Start of ROWS

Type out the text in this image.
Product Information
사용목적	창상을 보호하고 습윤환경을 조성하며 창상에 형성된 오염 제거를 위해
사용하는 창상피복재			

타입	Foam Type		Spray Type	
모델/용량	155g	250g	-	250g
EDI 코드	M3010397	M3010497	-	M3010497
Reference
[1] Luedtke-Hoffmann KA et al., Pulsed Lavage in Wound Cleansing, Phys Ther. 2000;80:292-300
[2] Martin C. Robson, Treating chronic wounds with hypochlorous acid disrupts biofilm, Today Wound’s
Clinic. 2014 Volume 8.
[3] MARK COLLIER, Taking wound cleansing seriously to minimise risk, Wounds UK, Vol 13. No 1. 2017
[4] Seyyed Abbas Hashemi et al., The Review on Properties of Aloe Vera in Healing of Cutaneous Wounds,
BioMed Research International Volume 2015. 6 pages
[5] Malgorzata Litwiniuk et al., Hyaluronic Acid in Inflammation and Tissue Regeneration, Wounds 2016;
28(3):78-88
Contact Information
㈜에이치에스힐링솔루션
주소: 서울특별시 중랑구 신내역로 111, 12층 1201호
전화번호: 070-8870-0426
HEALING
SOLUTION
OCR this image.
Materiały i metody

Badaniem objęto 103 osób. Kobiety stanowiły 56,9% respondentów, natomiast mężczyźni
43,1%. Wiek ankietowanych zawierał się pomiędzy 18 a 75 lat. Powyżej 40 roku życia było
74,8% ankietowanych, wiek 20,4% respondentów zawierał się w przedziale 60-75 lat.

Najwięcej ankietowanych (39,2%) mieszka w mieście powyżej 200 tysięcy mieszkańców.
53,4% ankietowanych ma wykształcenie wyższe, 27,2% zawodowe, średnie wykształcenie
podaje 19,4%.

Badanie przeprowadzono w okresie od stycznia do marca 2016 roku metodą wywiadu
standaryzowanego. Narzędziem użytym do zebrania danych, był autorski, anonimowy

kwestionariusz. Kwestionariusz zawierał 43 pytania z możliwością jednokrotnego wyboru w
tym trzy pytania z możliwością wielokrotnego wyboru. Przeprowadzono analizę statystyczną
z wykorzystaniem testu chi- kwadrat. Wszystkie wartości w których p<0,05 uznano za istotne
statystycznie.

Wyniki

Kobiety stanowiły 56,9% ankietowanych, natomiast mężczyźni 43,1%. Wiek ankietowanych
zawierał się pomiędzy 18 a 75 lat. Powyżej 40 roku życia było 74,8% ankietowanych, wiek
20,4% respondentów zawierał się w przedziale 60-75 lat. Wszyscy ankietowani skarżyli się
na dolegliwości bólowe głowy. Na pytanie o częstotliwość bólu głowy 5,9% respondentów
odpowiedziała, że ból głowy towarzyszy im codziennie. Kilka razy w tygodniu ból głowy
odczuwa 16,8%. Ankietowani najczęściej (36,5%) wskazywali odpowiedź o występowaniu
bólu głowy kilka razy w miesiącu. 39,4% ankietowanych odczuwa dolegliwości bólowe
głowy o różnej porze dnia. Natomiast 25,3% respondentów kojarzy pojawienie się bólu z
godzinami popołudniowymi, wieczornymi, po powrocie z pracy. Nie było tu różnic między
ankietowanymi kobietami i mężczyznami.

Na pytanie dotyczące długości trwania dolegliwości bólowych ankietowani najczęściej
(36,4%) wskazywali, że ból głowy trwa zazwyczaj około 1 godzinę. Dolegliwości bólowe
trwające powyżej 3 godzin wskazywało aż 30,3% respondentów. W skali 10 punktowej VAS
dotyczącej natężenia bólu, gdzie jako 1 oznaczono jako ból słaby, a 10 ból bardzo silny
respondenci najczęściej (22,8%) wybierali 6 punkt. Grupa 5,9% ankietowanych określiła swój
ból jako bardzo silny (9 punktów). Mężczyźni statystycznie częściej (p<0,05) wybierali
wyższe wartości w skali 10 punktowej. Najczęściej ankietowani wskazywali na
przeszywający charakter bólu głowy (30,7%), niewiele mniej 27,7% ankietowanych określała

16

End of ROWS

State how many lines above contain the string "pomiędzy", with no other words.

◆ TASK SOLUTION ◆
2